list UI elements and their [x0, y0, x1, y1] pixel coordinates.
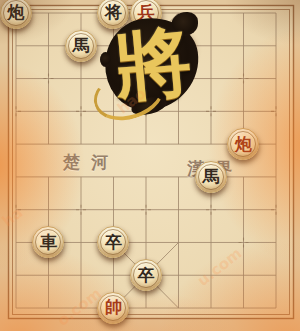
board-point[interactable] — [227, 292, 260, 325]
board-point[interactable] — [227, 29, 260, 62]
board-point[interactable] — [260, 128, 293, 161]
board-point[interactable] — [130, 160, 163, 193]
board-point[interactable] — [227, 95, 260, 128]
board-point[interactable] — [0, 62, 32, 95]
seal-character: 將 — [99, 12, 207, 116]
check-seal: 將 — [103, 10, 203, 114]
board-point[interactable] — [195, 226, 228, 259]
xiangqi-game-screen: 楚河 漢界 炮将兵馬車炮馬車卒卒帥 將 hahaoo.comu.com — [0, 0, 300, 331]
board-point[interactable] — [195, 128, 228, 161]
piece-glyph: 馬 — [72, 37, 89, 54]
board-point[interactable] — [162, 128, 195, 161]
board-point[interactable] — [130, 128, 163, 161]
board-point[interactable] — [0, 193, 32, 226]
piece-black-horse[interactable]: 馬 — [65, 30, 97, 62]
piece-glyph: 車 — [40, 234, 57, 251]
board-point[interactable] — [260, 62, 293, 95]
board-point[interactable] — [0, 29, 32, 62]
board-point[interactable] — [260, 0, 293, 29]
board-point[interactable] — [32, 62, 65, 95]
board-point[interactable] — [260, 95, 293, 128]
board-point[interactable] — [227, 193, 260, 226]
board-point[interactable] — [97, 160, 130, 193]
board-point[interactable] — [32, 160, 65, 193]
board-point[interactable] — [65, 259, 98, 292]
board-point[interactable] — [260, 292, 293, 325]
board-point[interactable] — [260, 193, 293, 226]
board-point[interactable] — [65, 62, 98, 95]
board-point[interactable] — [65, 226, 98, 259]
board-point[interactable] — [227, 62, 260, 95]
board-point[interactable] — [65, 128, 98, 161]
board-point[interactable] — [195, 292, 228, 325]
board-point[interactable] — [32, 29, 65, 62]
board-point[interactable] — [195, 193, 228, 226]
board-point[interactable] — [162, 226, 195, 259]
board-point[interactable] — [32, 128, 65, 161]
board-point[interactable] — [97, 259, 130, 292]
board-point[interactable] — [162, 160, 195, 193]
board-point[interactable] — [0, 226, 32, 259]
board-point[interactable] — [195, 259, 228, 292]
board-point[interactable] — [162, 292, 195, 325]
board-point[interactable] — [32, 193, 65, 226]
board-point[interactable] — [260, 29, 293, 62]
board-point[interactable] — [97, 193, 130, 226]
board-point[interactable] — [260, 259, 293, 292]
board-point[interactable] — [227, 259, 260, 292]
board-point[interactable] — [32, 0, 65, 29]
board-point[interactable] — [0, 95, 32, 128]
board-point[interactable] — [32, 259, 65, 292]
board-point[interactable] — [260, 226, 293, 259]
board-point[interactable] — [65, 160, 98, 193]
piece-glyph: 卒 — [137, 267, 154, 284]
piece-glyph: 馬 — [202, 168, 219, 185]
board-point[interactable] — [65, 193, 98, 226]
board-point[interactable] — [32, 95, 65, 128]
board-point[interactable] — [32, 292, 65, 325]
piece-glyph: 炮 — [7, 4, 24, 21]
piece-glyph: 卒 — [105, 234, 122, 251]
board-point[interactable] — [227, 160, 260, 193]
board-point[interactable] — [0, 160, 32, 193]
board-point[interactable] — [130, 292, 163, 325]
board-point[interactable] — [65, 95, 98, 128]
board-point[interactable] — [227, 226, 260, 259]
board-point[interactable] — [130, 193, 163, 226]
board-point[interactable] — [260, 160, 293, 193]
board-point[interactable] — [0, 259, 32, 292]
board-point[interactable] — [65, 0, 98, 29]
piece-black-soldier[interactable]: 卒 — [130, 259, 162, 291]
board-point[interactable] — [162, 259, 195, 292]
board-point[interactable] — [130, 226, 163, 259]
piece-glyph: 炮 — [235, 136, 252, 153]
board-point[interactable] — [227, 0, 260, 29]
board-point[interactable] — [0, 292, 32, 325]
board-point[interactable] — [162, 193, 195, 226]
piece-glyph: 帥 — [105, 299, 122, 316]
board-point[interactable] — [0, 128, 32, 161]
board-point[interactable] — [97, 128, 130, 161]
piece-black-horse[interactable]: 馬 — [195, 161, 227, 193]
board-point[interactable] — [65, 292, 98, 325]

◆ Challenge
In the stretch of rows from the one containing "board-point[interactable] — [227, 292, 260, 325]" through the one containing "board-point[interactable] — [162, 128, 195, 161]", change "check-seal" to "check-mark". Give only those rows again, with everything else unchanged.

◆ Exercise answer
board-point[interactable] — [227, 292, 260, 325]
board-point[interactable] — [227, 29, 260, 62]
board-point[interactable] — [260, 128, 293, 161]
board-point[interactable] — [130, 160, 163, 193]
board-point[interactable] — [227, 95, 260, 128]
board-point[interactable] — [0, 62, 32, 95]
seal-character: 將 — [99, 12, 207, 116]
check-mark: 將 — [103, 10, 203, 114]
board-point[interactable] — [195, 226, 228, 259]
xiangqi-game-screen: 楚河 漢界 炮将兵馬車炮馬車卒卒帥 將 hahaoo.comu.com — [0, 0, 300, 331]
board-point[interactable] — [195, 128, 228, 161]
piece-glyph: 馬 — [72, 37, 89, 54]
board-point[interactable] — [162, 128, 195, 161]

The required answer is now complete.